*REQUEST*. Can you convert the lines from the first one through the line containing "- denoiser-dropdown[interactable]: OptiX" into a JSON list of strings, with one string per line and blank lines left out?

*TASK MATERIAL*.
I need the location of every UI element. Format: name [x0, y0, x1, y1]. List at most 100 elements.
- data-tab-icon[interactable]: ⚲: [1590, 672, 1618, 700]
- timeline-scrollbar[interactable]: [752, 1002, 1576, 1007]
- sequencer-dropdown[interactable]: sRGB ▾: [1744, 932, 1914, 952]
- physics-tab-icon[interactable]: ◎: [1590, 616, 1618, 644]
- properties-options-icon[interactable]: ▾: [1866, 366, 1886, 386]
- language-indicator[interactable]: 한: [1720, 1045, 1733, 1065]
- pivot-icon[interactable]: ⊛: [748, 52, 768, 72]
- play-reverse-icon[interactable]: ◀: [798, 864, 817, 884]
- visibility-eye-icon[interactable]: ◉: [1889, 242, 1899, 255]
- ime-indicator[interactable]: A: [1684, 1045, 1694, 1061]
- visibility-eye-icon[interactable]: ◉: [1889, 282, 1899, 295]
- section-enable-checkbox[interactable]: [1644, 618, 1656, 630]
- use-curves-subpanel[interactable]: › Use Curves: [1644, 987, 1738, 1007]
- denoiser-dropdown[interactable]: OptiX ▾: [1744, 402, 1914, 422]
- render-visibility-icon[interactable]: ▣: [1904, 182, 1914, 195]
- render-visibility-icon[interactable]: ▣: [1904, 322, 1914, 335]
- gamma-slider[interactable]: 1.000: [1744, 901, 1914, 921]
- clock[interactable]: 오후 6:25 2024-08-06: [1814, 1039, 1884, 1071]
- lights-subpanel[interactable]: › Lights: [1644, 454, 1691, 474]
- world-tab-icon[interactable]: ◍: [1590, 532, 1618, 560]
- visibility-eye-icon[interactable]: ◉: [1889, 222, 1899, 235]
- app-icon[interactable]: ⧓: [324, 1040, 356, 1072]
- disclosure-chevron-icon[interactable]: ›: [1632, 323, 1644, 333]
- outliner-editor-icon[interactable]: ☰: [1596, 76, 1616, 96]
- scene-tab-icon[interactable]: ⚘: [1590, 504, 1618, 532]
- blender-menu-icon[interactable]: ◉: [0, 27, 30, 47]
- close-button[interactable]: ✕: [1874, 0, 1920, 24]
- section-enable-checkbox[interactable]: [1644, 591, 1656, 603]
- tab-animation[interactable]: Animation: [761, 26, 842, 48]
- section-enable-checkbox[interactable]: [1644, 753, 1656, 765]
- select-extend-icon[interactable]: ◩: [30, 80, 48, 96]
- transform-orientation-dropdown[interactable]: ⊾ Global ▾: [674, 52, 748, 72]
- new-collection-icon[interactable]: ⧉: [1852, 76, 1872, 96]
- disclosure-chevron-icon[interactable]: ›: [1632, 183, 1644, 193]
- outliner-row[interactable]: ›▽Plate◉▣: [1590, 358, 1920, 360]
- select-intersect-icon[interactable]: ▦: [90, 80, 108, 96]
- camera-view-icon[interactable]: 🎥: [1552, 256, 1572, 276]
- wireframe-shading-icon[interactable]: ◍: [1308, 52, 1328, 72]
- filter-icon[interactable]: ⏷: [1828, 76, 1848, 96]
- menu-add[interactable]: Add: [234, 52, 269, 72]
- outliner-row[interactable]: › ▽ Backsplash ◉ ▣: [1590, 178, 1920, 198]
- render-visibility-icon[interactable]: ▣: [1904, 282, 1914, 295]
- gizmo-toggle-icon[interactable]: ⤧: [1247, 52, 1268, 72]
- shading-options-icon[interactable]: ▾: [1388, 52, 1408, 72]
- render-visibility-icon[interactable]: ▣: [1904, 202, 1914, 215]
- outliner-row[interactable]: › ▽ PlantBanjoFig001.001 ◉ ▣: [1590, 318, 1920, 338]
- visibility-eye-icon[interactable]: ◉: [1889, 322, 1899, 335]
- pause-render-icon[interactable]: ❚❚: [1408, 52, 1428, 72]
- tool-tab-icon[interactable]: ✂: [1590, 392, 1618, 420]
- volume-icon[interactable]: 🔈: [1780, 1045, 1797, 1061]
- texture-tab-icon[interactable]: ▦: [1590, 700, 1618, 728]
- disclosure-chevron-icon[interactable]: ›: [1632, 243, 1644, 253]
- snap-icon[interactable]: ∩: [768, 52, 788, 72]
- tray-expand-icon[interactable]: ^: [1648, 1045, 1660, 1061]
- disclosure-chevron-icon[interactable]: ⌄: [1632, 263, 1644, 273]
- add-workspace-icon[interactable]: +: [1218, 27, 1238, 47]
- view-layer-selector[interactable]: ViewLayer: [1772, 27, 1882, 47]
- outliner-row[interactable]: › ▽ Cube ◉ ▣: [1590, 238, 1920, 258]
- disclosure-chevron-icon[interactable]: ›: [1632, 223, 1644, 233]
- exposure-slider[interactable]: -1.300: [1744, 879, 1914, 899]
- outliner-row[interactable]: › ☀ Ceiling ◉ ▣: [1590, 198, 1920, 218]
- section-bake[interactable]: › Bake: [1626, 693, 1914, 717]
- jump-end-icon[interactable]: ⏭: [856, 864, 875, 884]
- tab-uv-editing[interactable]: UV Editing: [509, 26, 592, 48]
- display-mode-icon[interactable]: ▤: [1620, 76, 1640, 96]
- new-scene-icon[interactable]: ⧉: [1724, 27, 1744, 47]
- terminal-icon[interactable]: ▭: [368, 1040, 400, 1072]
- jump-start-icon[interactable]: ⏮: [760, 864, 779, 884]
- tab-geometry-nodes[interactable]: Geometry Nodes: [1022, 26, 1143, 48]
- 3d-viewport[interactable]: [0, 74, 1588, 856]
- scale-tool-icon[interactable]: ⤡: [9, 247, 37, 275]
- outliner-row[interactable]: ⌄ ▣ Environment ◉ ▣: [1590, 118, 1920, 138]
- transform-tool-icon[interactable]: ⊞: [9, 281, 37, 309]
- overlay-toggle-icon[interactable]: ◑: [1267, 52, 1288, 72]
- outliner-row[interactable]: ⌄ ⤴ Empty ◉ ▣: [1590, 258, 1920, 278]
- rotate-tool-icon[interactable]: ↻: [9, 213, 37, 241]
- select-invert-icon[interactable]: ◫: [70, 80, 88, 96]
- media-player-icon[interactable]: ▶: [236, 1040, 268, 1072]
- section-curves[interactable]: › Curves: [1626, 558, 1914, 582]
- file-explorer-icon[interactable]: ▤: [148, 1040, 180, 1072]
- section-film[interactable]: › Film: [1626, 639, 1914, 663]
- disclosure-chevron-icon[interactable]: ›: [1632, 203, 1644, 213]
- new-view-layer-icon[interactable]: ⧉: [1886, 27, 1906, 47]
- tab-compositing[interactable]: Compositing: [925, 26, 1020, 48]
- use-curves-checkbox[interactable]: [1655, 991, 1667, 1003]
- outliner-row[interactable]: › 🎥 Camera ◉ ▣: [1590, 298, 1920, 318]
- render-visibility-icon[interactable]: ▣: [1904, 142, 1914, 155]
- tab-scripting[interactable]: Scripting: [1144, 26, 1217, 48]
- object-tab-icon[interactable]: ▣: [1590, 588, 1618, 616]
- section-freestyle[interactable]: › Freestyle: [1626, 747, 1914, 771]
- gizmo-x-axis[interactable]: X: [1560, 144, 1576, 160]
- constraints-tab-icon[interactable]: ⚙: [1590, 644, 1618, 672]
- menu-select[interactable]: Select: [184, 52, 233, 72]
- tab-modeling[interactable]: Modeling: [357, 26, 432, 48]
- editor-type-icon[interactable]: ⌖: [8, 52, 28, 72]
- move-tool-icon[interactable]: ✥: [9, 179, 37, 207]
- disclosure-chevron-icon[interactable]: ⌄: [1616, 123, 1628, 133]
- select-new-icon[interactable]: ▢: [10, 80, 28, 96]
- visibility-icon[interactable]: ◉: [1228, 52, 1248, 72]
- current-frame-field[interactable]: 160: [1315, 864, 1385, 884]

*TASK ANSWER*.
[
  "I need the location of every UI element. Format: name [x0, y0, x1, y1]. List at most 100 elements.",
  "- data-tab-icon[interactable]: ⚲: [1590, 672, 1618, 700]",
  "- timeline-scrollbar[interactable]: [752, 1002, 1576, 1007]",
  "- sequencer-dropdown[interactable]: sRGB ▾: [1744, 932, 1914, 952]",
  "- physics-tab-icon[interactable]: ◎: [1590, 616, 1618, 644]",
  "- properties-options-icon[interactable]: ▾: [1866, 366, 1886, 386]",
  "- language-indicator[interactable]: 한: [1720, 1045, 1733, 1065]",
  "- pivot-icon[interactable]: ⊛: [748, 52, 768, 72]",
  "- play-reverse-icon[interactable]: ◀: [798, 864, 817, 884]",
  "- visibility-eye-icon[interactable]: ◉: [1889, 242, 1899, 255]",
  "- ime-indicator[interactable]: A: [1684, 1045, 1694, 1061]",
  "- visibility-eye-icon[interactable]: ◉: [1889, 282, 1899, 295]",
  "- section-enable-checkbox[interactable]: [1644, 618, 1656, 630]",
  "- use-curves-subpanel[interactable]: › Use Curves: [1644, 987, 1738, 1007]",
  "- denoiser-dropdown[interactable]: OptiX ▾: [1744, 402, 1914, 422]"
]